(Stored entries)
_ _ _

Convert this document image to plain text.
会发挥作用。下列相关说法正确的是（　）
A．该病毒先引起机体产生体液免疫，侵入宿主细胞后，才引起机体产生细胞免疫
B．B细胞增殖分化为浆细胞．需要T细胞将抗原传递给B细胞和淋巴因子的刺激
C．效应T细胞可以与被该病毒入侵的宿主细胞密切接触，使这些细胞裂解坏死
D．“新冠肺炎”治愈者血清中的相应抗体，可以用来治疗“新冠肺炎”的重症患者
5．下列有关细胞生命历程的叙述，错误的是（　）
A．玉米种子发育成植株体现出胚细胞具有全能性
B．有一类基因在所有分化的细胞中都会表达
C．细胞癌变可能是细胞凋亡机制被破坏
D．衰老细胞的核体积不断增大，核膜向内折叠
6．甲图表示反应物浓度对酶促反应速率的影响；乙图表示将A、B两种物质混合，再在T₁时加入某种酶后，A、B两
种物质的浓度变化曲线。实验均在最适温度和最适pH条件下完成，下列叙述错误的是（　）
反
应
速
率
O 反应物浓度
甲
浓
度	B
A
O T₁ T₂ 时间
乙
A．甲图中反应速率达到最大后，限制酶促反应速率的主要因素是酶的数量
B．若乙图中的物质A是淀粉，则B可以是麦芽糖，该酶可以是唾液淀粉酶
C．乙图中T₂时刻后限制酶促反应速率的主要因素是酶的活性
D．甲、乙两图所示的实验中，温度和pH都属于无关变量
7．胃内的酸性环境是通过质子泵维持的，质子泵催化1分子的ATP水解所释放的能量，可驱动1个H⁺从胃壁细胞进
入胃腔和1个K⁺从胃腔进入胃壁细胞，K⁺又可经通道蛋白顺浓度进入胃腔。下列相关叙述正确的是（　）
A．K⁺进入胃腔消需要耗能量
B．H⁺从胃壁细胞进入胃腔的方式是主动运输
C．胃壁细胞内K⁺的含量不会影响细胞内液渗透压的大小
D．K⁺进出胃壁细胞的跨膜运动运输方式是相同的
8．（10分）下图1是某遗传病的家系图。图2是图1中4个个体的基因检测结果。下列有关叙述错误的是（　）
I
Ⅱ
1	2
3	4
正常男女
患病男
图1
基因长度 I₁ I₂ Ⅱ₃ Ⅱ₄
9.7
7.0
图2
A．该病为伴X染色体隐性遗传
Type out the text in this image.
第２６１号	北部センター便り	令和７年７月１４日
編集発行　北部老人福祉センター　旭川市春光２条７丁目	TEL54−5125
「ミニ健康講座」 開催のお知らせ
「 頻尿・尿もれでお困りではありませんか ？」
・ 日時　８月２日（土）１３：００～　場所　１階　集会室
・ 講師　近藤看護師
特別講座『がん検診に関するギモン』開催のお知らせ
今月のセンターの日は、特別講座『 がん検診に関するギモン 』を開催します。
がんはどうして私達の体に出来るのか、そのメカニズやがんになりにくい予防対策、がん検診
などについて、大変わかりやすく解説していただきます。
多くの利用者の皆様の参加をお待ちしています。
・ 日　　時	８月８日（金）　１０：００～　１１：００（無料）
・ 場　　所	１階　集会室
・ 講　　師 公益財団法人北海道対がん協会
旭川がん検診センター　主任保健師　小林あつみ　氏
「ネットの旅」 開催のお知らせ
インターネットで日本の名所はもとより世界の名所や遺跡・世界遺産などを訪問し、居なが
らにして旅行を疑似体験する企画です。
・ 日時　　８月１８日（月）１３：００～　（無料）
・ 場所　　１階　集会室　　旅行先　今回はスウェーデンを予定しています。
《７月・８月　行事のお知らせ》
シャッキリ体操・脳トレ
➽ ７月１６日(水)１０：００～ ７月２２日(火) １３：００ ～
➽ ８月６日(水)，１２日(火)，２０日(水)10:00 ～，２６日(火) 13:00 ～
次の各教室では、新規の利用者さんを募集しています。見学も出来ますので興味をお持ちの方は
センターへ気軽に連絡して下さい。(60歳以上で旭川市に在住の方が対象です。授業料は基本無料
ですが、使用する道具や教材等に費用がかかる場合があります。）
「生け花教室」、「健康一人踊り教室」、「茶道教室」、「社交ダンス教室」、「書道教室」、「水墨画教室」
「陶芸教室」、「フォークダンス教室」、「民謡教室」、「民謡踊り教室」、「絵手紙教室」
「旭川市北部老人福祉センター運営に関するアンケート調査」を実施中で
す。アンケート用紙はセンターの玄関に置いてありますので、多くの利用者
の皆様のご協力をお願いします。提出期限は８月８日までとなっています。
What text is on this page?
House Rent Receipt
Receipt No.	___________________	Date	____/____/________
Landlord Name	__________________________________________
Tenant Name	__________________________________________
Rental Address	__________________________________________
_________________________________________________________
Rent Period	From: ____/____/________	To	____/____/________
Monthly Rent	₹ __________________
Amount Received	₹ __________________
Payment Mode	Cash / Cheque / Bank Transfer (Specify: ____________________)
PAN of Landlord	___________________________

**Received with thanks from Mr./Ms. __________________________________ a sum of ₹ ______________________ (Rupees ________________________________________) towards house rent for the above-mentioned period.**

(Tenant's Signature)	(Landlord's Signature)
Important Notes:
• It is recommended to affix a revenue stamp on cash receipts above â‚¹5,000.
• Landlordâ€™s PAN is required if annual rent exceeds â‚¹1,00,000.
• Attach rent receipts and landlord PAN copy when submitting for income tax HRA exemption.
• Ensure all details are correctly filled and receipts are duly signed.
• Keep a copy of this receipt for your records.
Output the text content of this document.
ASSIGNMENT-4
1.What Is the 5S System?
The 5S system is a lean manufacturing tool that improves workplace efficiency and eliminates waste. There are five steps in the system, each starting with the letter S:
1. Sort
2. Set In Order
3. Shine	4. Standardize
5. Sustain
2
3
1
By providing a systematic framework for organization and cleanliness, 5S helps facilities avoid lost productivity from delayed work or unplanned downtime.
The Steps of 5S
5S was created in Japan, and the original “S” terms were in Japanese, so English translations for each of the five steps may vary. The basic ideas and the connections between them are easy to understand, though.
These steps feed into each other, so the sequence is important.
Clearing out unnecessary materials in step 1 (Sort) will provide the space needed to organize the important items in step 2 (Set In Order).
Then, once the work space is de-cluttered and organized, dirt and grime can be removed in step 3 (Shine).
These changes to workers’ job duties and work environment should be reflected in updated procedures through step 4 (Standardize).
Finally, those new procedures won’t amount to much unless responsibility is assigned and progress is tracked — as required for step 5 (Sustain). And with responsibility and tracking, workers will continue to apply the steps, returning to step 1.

_ _ _

*DIRECTIONS*
The lines above should be duplicated exactly.

*SOLUTION TO THE EXERCISE*
Convert this document image to plain text.
会发挥作用。下列相关说法正确的是（　）
A．该病毒先引起机体产生体液免疫，侵入宿主细胞后，才引起机体产生细胞免疫
B．B细胞增殖分化为浆细胞．需要T细胞将抗原传递给B细胞和淋巴因子的刺激
C．效应T细胞可以与被该病毒入侵的宿主细胞密切接触，使这些细胞裂解坏死
D．“新冠肺炎”治愈者血清中的相应抗体，可以用来治疗“新冠肺炎”的重症患者
5．下列有关细胞生命历程的叙述，错误的是（　）
A．玉米种子发育成植株体现出胚细胞具有全能性
B．有一类基因在所有分化的细胞中都会表达
C．细胞癌变可能是细胞凋亡机制被破坏
D．衰老细胞的核体积不断增大，核膜向内折叠
6．甲图表示反应物浓度对酶促反应速率的影响；乙图表示将A、B两种物质混合，再在T₁时加入某种酶后，A、B两
种物质的浓度变化曲线。实验均在最适温度和最适pH条件下完成，下列叙述错误的是（　）
反
应
速
率
O 反应物浓度
甲
浓
度	B
A
O T₁ T₂ 时间
乙
A．甲图中反应速率达到最大后，限制酶促反应速率的主要因素是酶的数量
B．若乙图中的物质A是淀粉，则B可以是麦芽糖，该酶可以是唾液淀粉酶
C．乙图中T₂时刻后限制酶促反应速率的主要因素是酶的活性
D．甲、乙两图所示的实验中，温度和pH都属于无关变量
7．胃内的酸性环境是通过质子泵维持的，质子泵催化1分子的ATP水解所释放的能量，可驱动1个H⁺从胃壁细胞进
入胃腔和1个K⁺从胃腔进入胃壁细胞，K⁺又可经通道蛋白顺浓度进入胃腔。下列相关叙述正确的是（　）
A．K⁺进入胃腔消需要耗能量
B．H⁺从胃壁细胞进入胃腔的方式是主动运输
C．胃壁细胞内K⁺的含量不会影响细胞内液渗透压的大小
D．K⁺进出胃壁细胞的跨膜运动运输方式是相同的
8．（10分）下图1是某遗传病的家系图。图2是图1中4个个体的基因检测结果。下列有关叙述错误的是（　）
I
Ⅱ
1	2
3	4
正常男女
患病男
图1
基因长度 I₁ I₂ Ⅱ₃ Ⅱ₄
9.7
7.0
图2
A．该病为伴X染色体隐性遗传
Type out the text in this image.
第２６１号	北部センター便り	令和７年７月１４日
編集発行　北部老人福祉センター　旭川市春光２条７丁目	TEL54−5125
「ミニ健康講座」 開催のお知らせ
「 頻尿・尿もれでお困りではありませんか ？」
・ 日時　８月２日（土）１３：００～　場所　１階　集会室
・ 講師　近藤看護師
特別講座『がん検診に関するギモン』開催のお知らせ
今月のセンターの日は、特別講座『 がん検診に関するギモン 』を開催します。
がんはどうして私達の体に出来るのか、そのメカニズやがんになりにくい予防対策、がん検診
などについて、大変わかりやすく解説していただきます。
多くの利用者の皆様の参加をお待ちしています。
・ 日　　時	８月８日（金）　１０：００～　１１：００（無料）
・ 場　　所	１階　集会室
・ 講　　師 公益財団法人北海道対がん協会
旭川がん検診センター　主任保健師　小林あつみ　氏
「ネットの旅」 開催のお知らせ
インターネットで日本の名所はもとより世界の名所や遺跡・世界遺産などを訪問し、居なが
らにして旅行を疑似体験する企画です。
・ 日時　　８月１８日（月）１３：００～　（無料）
・ 場所　　１階　集会室　　旅行先　今回はスウェーデンを予定しています。
《７月・８月　行事のお知らせ》
シャッキリ体操・脳トレ
➽ ７月１６日(水)１０：００～ ７月２２日(火) １３：００ ～
➽ ８月６日(水)，１２日(火)，２０日(水)10:00 ～，２６日(火) 13:00 ～
次の各教室では、新規の利用者さんを募集しています。見学も出来ますので興味をお持ちの方は
センターへ気軽に連絡して下さい。(60歳以上で旭川市に在住の方が対象です。授業料は基本無料
ですが、使用する道具や教材等に費用がかかる場合があります。）
「生け花教室」、「健康一人踊り教室」、「茶道教室」、「社交ダンス教室」、「書道教室」、「水墨画教室」
「陶芸教室」、「フォークダンス教室」、「民謡教室」、「民謡踊り教室」、「絵手紙教室」
「旭川市北部老人福祉センター運営に関するアンケート調査」を実施中で
す。アンケート用紙はセンターの玄関に置いてありますので、多くの利用者
の皆様のご協力をお願いします。提出期限は８月８日までとなっています。
What text is on this page?
House Rent Receipt
Receipt No.	___________________	Date	____/____/________
Landlord Name	__________________________________________
Tenant Name	__________________________________________
Rental Address	__________________________________________
_________________________________________________________
Rent Period	From: ____/____/________	To	____/____/________
Monthly Rent	₹ __________________
Amount Received	₹ __________________
Payment Mode	Cash / Cheque / Bank Transfer (Specify: ____________________)
PAN of Landlord	___________________________

**Received with thanks from Mr./Ms. __________________________________ a sum of ₹ ______________________ (Rupees ________________________________________) towards house rent for the above-mentioned period.**

(Tenant's Signature)	(Landlord's Signature)
Important Notes:
• It is recommended to affix a revenue stamp on cash receipts above â‚¹5,000.
• Landlordâ€™s PAN is required if annual rent exceeds â‚¹1,00,000.
• Attach rent receipts and landlord PAN copy when submitting for income tax HRA exemption.
• Ensure all details are correctly filled and receipts are duly signed.
• Keep a copy of this receipt for your records.
Output the text content of this document.
ASSIGNMENT-4
1.What Is the 5S System?
The 5S system is a lean manufacturing tool that improves workplace efficiency and eliminates waste. There are five steps in the system, each starting with the letter S:
1. Sort
2. Set In Order
3. Shine	4. Standardize
5. Sustain
2
3
1
By providing a systematic framework for organization and cleanliness, 5S helps facilities avoid lost productivity from delayed work or unplanned downtime.
The Steps of 5S
5S was created in Japan, and the original “S” terms were in Japanese, so English translations for each of the five steps may vary. The basic ideas and the connections between them are easy to understand, though.
These steps feed into each other, so the sequence is important.
Clearing out unnecessary materials in step 1 (Sort) will provide the space needed to organize the important items in step 2 (Set In Order).
Then, once the work space is de-cluttered and organized, dirt and grime can be removed in step 3 (Shine).
These changes to workers’ job duties and work environment should be reflected in updated procedures through step 4 (Standardize).
Finally, those new procedures won’t amount to much unless responsibility is assigned and progress is tracked — as required for step 5 (Sustain). And with responsibility and tracking, workers will continue to apply the steps, returning to step 1.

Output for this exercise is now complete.